Goal -> Copy out each line exactly; pictures stay out of the copy.

----- Data section

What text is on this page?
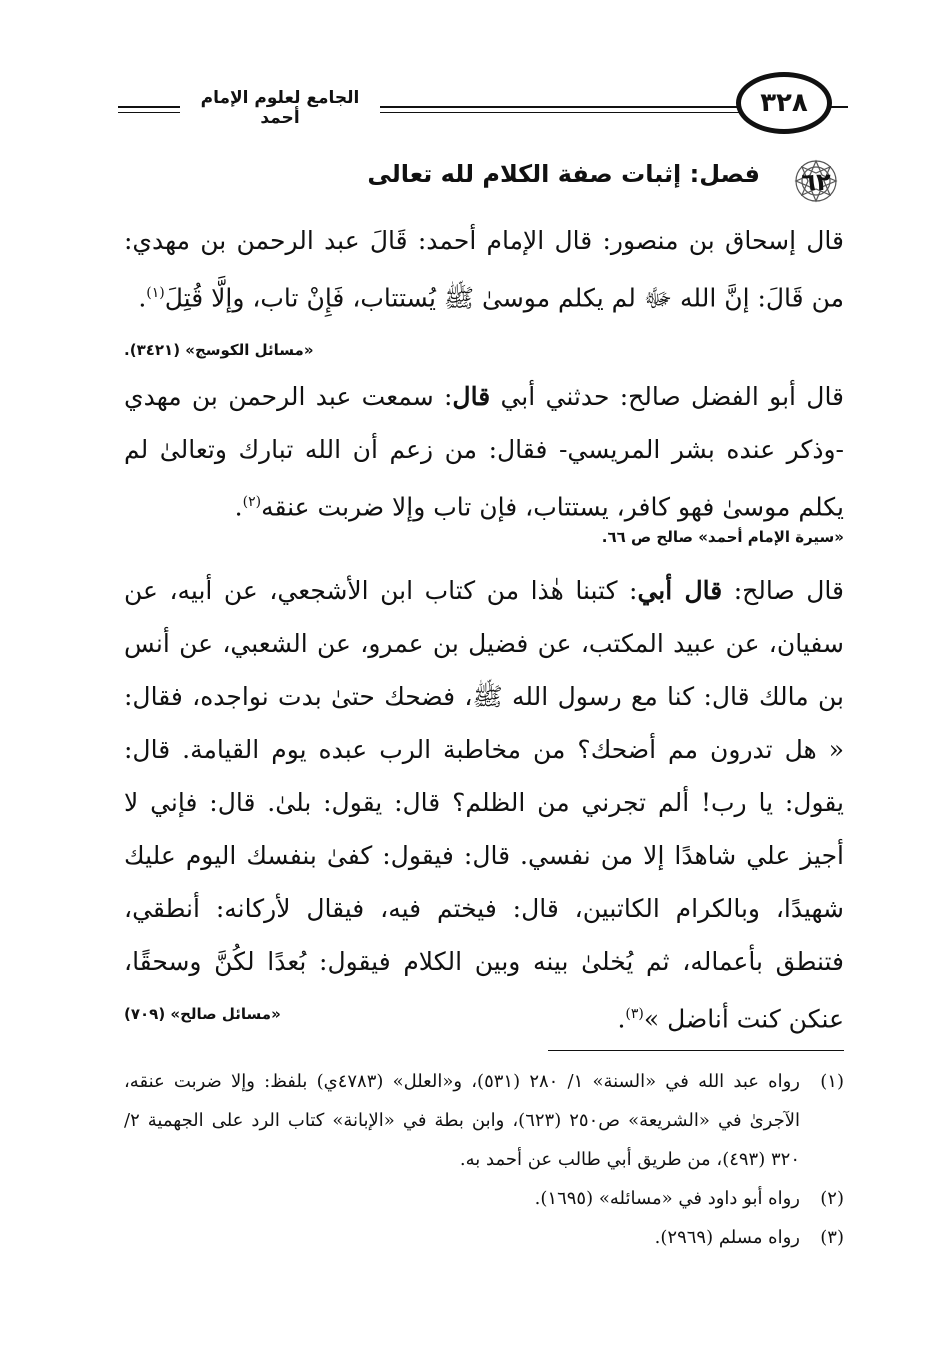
الجامع لعلوم الإمام أحمد	٣٢٨
٦٢
فصل: إثبات صفة الكلام لله تعالى
قال إسحاق بن منصور: قال الإمام أحمد: قَالَ عبد الرحمن بن مهدي: من قَالَ: إنَّ الله ﷻ لم يكلم موسىٰ ﷺ يُستتاب، فَإِنْ تاب، وإلَّا قُتِلَ$^{(١)}$.
«مسائل الكوسج» (٣٤٢١).
قال أبو الفضل صالح: حدثني أبي قال: سمعت عبد الرحمن بن مهدي -وذكر عنده بشر المريسي- فقال: من زعم أن الله تبارك وتعالىٰ لم يكلم موسىٰ فهو كافر، يستتاب، فإن تاب وإلا ضربت عنقه$^{(٢)}$.
«سيرة الإمام أحمد» صالح ص ٦٦.
قال صالح: قال أبي: كتبنا هٰذا من كتاب ابن الأشجعي، عن أبيه، عن سفيان، عن عبيد المكتب، عن فضيل بن عمرو، عن الشعبي، عن أنس بن مالك قال: كنا مع رسول الله ﷺ، فضحك حتىٰ بدت نواجده، فقال: « هل تدرون مم أضحك؟ من مخاطبة الرب عبده يوم القيامة. قال: يقول: يا رب! ألم تجرني من الظلم؟ قال: يقول: بلىٰ. قال: فإني لا أجيز علي شاهدًا إلا من نفسي. قال: فيقول: كفىٰ بنفسك اليوم عليك شهيدًا، وبالكرام الكاتبين، قال: فيختم فيه، فيقال لأركانه: أنطقي، فتنطق بأعماله، ثم يُخلىٰ بينه وبين الكلام فيقول: بُعدًا لكُنَّ وسحقًا، عنكن كنت أناضل »$^{(٣)}$.
«مسائل صالح» (٧٠٩)
(١)
رواه عبد الله في «السنة» ١/ ٢٨٠ (٥٣١)، و«العلل» (٤٧٨٣ي) بلفظ: وإلا ضربت عنقه، الآجرىٰ في «الشريعة» ص٢٥٠ (٦٢٣)، وابن بطة في «الإبانة» كتاب الرد على الجهمية ٢/ ٣٢٠ (٤٩٣)، من طريق أبي طالب عن أحمد به.
(٢)
رواه أبو داود في «مسائله» (١٦٩٥).
(٣)
رواه مسلم (٢٩٦٩).
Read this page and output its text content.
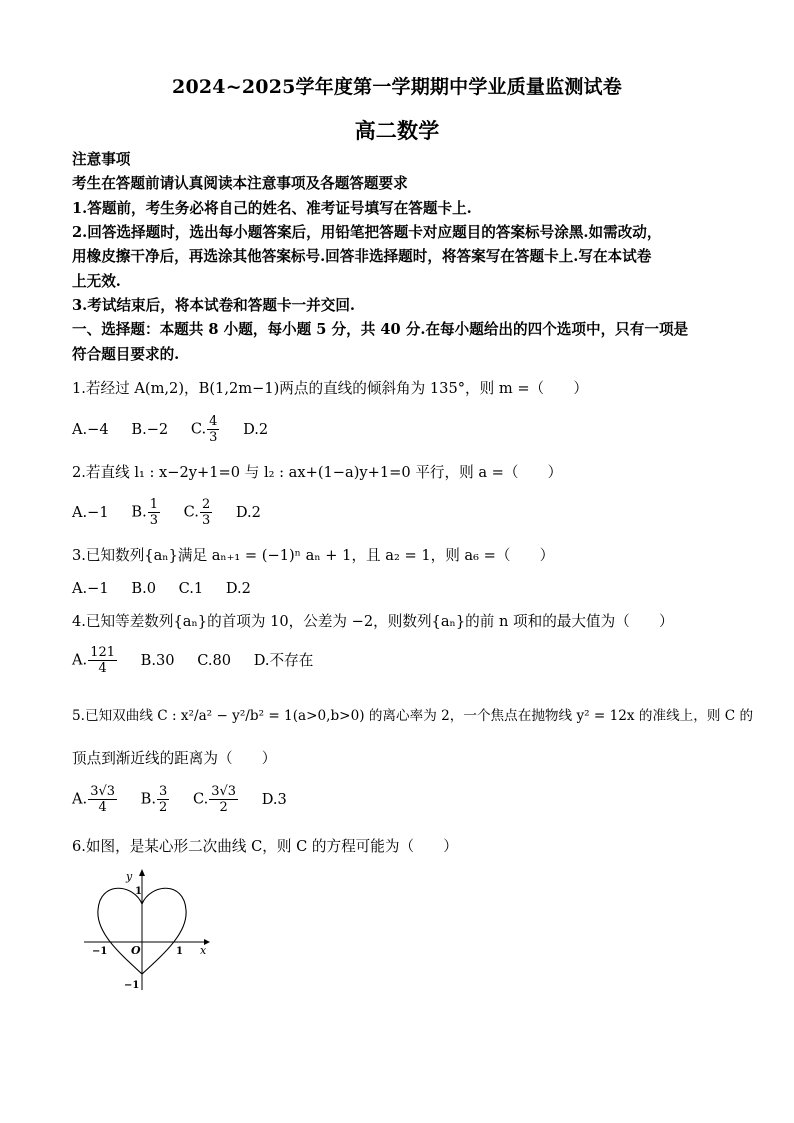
2024~2025学年度第一学期期中学业质量监测试卷
高二数学
注意事项
考生在答题前请认真阅读本注意事项及各题答题要求
1.答题前，考生务必将自己的姓名、准考证号填写在答题卡上.
2.回答选择题时，选出每小题答案后，用铅笔把答题卡对应题目的答案标号涂黑.如需改动，
用橡皮擦干净后，再选涂其他答案标号.回答非选择题时，将答案写在答题卡上.写在本试卷
上无效.
3.考试结束后，将本试卷和答题卡一并交回.
一、选择题：本题共 8 小题，每小题 5 分，共 40 分.在每小题给出的四个选项中，只有一项是
符合题目要求的.
1.若经过 A(m,2)，B(1,2m−1)两点的直线的倾斜角为 135°，则 m =（　　）
A.−4 B.−2 C. $\frac{4}{3} D.2$
2.若直线 l₁ : x−2y+1=0 与 l₂ : ax+(1−a)y+1=0 平行，则 a =（　　）
A.−1 B. $\frac{1}{3} C$. $\frac{2}{3} D.2$
3.已知数列{aₙ}满足 aₙ₊₁ = (−1)ⁿ aₙ + 1，且 a₂ = 1，则 a₆ =（　　）
A.−1 B.0 C.1 D.2
4.已知等差数列{aₙ}的首项为 10，公差为 −2，则数列{aₙ}的前 n 项和的最大值为（　　）
A. $\frac{121}{4} B.30$ C.80 D.不存在
5.已知双曲线 C : x²/a² − y²/b² = 1(a>0,b>0) 的离心率为 2，一个焦点在抛物线 y² = 12x 的准线上，则 C 的
顶点到渐近线的距离为（　　）
A. $\frac{3√3}{4} B$. $\frac{3}{2} C$. $\frac{3√3}{2} D.3$
6.如图，是某心形二次曲线 C，则 C 的方程可能为（　　）
y
x
O
1
−1
−1	1
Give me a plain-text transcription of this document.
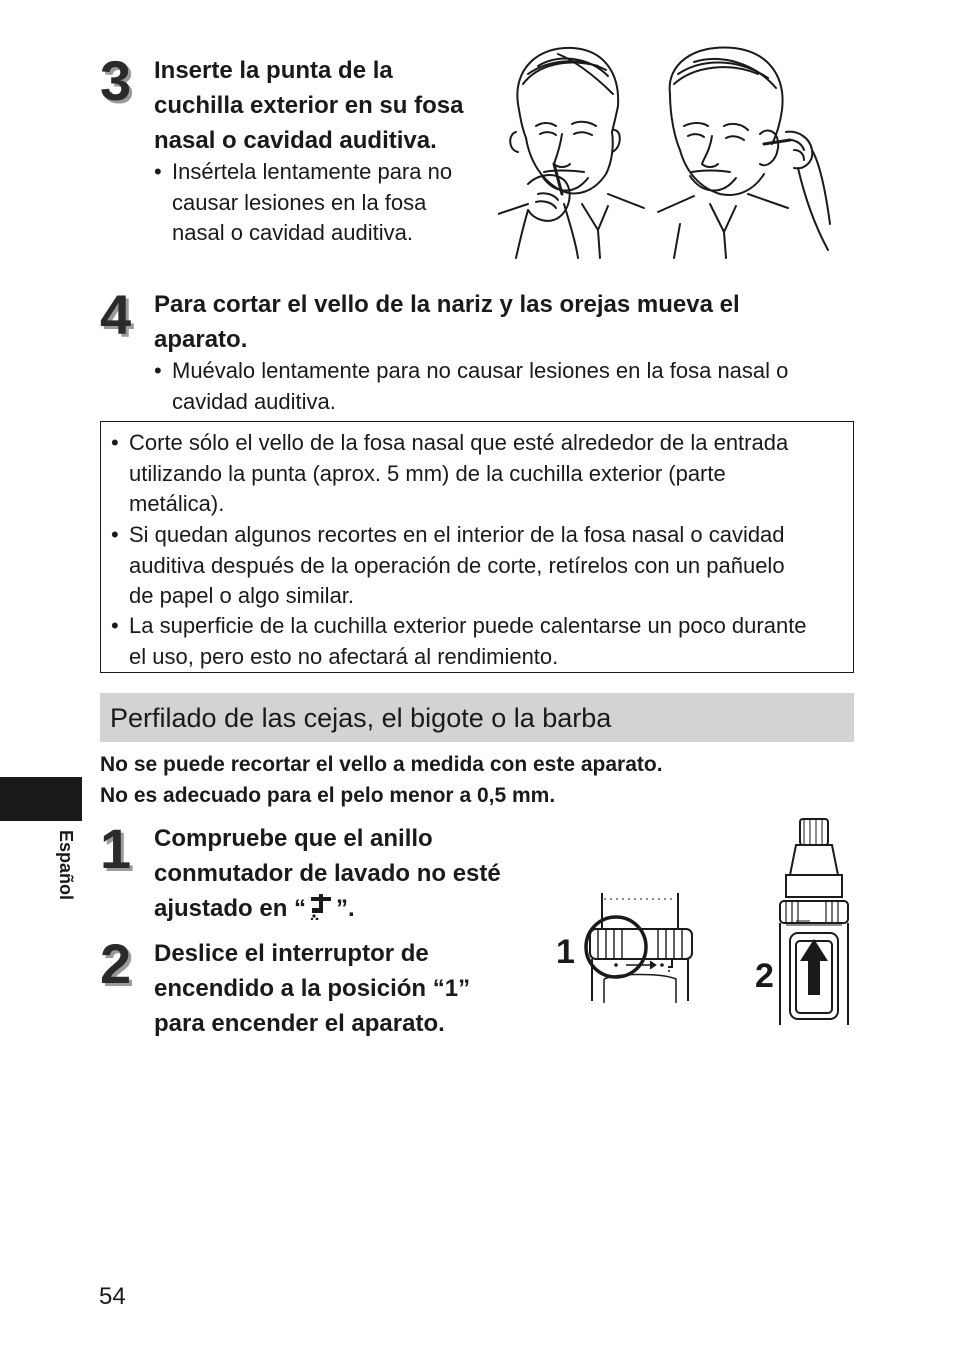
3 Inserte la punta de la
cuchilla exterior en su fosa
nasal o cavidad auditiva.
• Insértela lentamente para no
causar lesiones en la fosa
nasal o cavidad auditiva.
4 Para cortar el vello de la nariz y las orejas mueva el
aparato.
• Muévalo lentamente para no causar lesiones en la fosa nasal o
cavidad auditiva.
• Corte sólo el vello de la fosa nasal que esté alrededor de la entrada
utilizando la punta (aprox. 5 mm) de la cuchilla exterior (parte
metálica).
• Si quedan algunos recortes en el interior de la fosa nasal o cavidad
auditiva después de la operación de corte, retírelos con un pañuelo
de papel o algo similar.
• La superficie de la cuchilla exterior puede calentarse un poco durante
el uso, pero esto no afectará al rendimiento.
Perfilado de las cejas, el bigote o la barba
No se puede recortar el vello a medida con este aparato.
No es adecuado para el pelo menor a 0,5 mm.
Español 1 Compruebe que el anillo
conmutador de lavado no esté
ajustado en “ ”.
2 Deslice el interruptor de
encendido a la posición “1”
para encender el aparato.
1
2
54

----------

Answer for the task ->
What text is on this page?
الجامع لعلوم الإمام أحمد	٣٢٨
٦٢
فصل: إثبات صفة الكلام لله تعالى
قال إسحاق بن منصور: قال الإمام أحمد: قَالَ عبد الرحمن بن مهدي: من قَالَ: إنَّ الله ﷻ لم يكلم موسىٰ ﷺ يُستتاب، فَإِنْ تاب، وإلَّا قُتِلَ$^{(١)}$.
«مسائل الكوسج» (٣٤٢١).
قال أبو الفضل صالح: حدثني أبي قال: سمعت عبد الرحمن بن مهدي -وذكر عنده بشر المريسي- فقال: من زعم أن الله تبارك وتعالىٰ لم يكلم موسىٰ فهو كافر، يستتاب، فإن تاب وإلا ضربت عنقه$^{(٢)}$.
«سيرة الإمام أحمد» صالح ص ٦٦.
قال صالح: قال أبي: كتبنا هٰذا من كتاب ابن الأشجعي، عن أبيه، عن سفيان، عن عبيد المكتب، عن فضيل بن عمرو، عن الشعبي، عن أنس بن مالك قال: كنا مع رسول الله ﷺ، فضحك حتىٰ بدت نواجده، فقال: « هل تدرون مم أضحك؟ من مخاطبة الرب عبده يوم القيامة. قال: يقول: يا رب! ألم تجرني من الظلم؟ قال: يقول: بلىٰ. قال: فإني لا أجيز علي شاهدًا إلا من نفسي. قال: فيقول: كفىٰ بنفسك اليوم عليك شهيدًا، وبالكرام الكاتبين، قال: فيختم فيه، فيقال لأركانه: أنطقي، فتنطق بأعماله، ثم يُخلىٰ بينه وبين الكلام فيقول: بُعدًا لكُنَّ وسحقًا، عنكن كنت أناضل »$^{(٣)}$.
«مسائل صالح» (٧٠٩)
(١)
رواه عبد الله في «السنة» ١/ ٢٨٠ (٥٣١)، و«العلل» (٤٧٨٣ي) بلفظ: وإلا ضربت عنقه، الآجرىٰ في «الشريعة» ص٢٥٠ (٦٢٣)، وابن بطة في «الإبانة» كتاب الرد على الجهمية ٢/ ٣٢٠ (٤٩٣)، من طريق أبي طالب عن أحمد به.
(٢)
رواه أبو داود في «مسائله» (١٦٩٥).
(٣)
رواه مسلم (٢٩٦٩).
Read this page and output its text content.
2024~2025学年度第一学期期中学业质量监测试卷
高二数学
注意事项
考生在答题前请认真阅读本注意事项及各题答题要求
1.答题前，考生务必将自己的姓名、准考证号填写在答题卡上.
2.回答选择题时，选出每小题答案后，用铅笔把答题卡对应题目的答案标号涂黑.如需改动，
用橡皮擦干净后，再选涂其他答案标号.回答非选择题时，将答案写在答题卡上.写在本试卷
上无效.
3.考试结束后，将本试卷和答题卡一并交回.
一、选择题：本题共 8 小题，每小题 5 分，共 40 分.在每小题给出的四个选项中，只有一项是
符合题目要求的.
1.若经过 A(m,2)，B(1,2m−1)两点的直线的倾斜角为 135°，则 m =（　　）
A.−4 B.−2 C. $\frac{4}{3} D.2$
2.若直线 l₁ : x−2y+1=0 与 l₂ : ax+(1−a)y+1=0 平行，则 a =（　　）
A.−1 B. $\frac{1}{3} C$. $\frac{2}{3} D.2$
3.已知数列{aₙ}满足 aₙ₊₁ = (−1)ⁿ aₙ + 1，且 a₂ = 1，则 a₆ =（　　）
A.−1 B.0 C.1 D.2
4.已知等差数列{aₙ}的首项为 10，公差为 −2，则数列{aₙ}的前 n 项和的最大值为（　　）
A. $\frac{121}{4} B.30$ C.80 D.不存在
5.已知双曲线 C : x²/a² − y²/b² = 1(a>0,b>0) 的离心率为 2，一个焦点在抛物线 y² = 12x 的准线上，则 C 的
顶点到渐近线的距离为（　　）
A. $\frac{3√3}{4} B$. $\frac{3}{2} C$. $\frac{3√3}{2} D.3$
6.如图，是某心形二次曲线 C，则 C 的方程可能为（　　）
y
x
O
1
−1
−1	1
Give me a plain-text transcription of this document.
3 Inserte la punta de la
cuchilla exterior en su fosa
nasal o cavidad auditiva.
• Insértela lentamente para no
causar lesiones en la fosa
nasal o cavidad auditiva.
4 Para cortar el vello de la nariz y las orejas mueva el
aparato.
• Muévalo lentamente para no causar lesiones en la fosa nasal o
cavidad auditiva.
• Corte sólo el vello de la fosa nasal que esté alrededor de la entrada
utilizando la punta (aprox. 5 mm) de la cuchilla exterior (parte
metálica).
• Si quedan algunos recortes en el interior de la fosa nasal o cavidad
auditiva después de la operación de corte, retírelos con un pañuelo
de papel o algo similar.
• La superficie de la cuchilla exterior puede calentarse un poco durante
el uso, pero esto no afectará al rendimiento.
Perfilado de las cejas, el bigote o la barba
No se puede recortar el vello a medida con este aparato.
No es adecuado para el pelo menor a 0,5 mm.
Español 1 Compruebe que el anillo
conmutador de lavado no esté
ajustado en “ ”.
2 Deslice el interruptor de
encendido a la posición “1”
para encender el aparato.
1
2
54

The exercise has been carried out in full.